Records from a data source

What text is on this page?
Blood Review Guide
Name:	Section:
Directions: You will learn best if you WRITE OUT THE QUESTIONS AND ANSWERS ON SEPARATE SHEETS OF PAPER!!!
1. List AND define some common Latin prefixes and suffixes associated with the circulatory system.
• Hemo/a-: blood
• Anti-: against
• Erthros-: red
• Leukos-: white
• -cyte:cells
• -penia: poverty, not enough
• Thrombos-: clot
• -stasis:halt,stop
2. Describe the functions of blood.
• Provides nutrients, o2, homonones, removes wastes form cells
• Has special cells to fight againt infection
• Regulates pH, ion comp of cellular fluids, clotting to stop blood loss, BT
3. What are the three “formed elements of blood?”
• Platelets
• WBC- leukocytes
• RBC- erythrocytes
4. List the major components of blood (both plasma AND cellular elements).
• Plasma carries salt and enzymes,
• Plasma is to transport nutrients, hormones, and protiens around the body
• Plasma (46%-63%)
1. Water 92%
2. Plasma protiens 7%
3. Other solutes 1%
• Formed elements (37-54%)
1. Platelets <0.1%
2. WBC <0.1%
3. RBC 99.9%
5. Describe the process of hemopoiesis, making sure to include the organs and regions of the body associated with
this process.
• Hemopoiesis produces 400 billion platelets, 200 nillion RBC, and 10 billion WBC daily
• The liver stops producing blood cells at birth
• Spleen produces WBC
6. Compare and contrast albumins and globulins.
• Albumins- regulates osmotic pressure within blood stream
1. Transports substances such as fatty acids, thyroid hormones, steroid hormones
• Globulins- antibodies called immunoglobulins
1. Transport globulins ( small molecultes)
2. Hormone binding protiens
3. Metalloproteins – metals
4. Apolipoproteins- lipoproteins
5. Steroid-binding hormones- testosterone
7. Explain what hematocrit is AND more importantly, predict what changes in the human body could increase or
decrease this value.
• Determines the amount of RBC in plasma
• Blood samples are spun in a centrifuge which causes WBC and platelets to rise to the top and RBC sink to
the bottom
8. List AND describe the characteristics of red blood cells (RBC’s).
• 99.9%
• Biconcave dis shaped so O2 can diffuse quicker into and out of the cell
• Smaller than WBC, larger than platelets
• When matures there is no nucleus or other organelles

• **PROMPT**
In the entries, find every line holding "body" and copy it.

• **COMPLETED TASK**
• Plasma is to transport nutrients, hormones, and protiens around the body
5. Describe the process of hemopoiesis, making sure to include the organs and regions of the body associated with
7. Explain what hematocrit is AND more importantly, predict what changes in the human body could increase or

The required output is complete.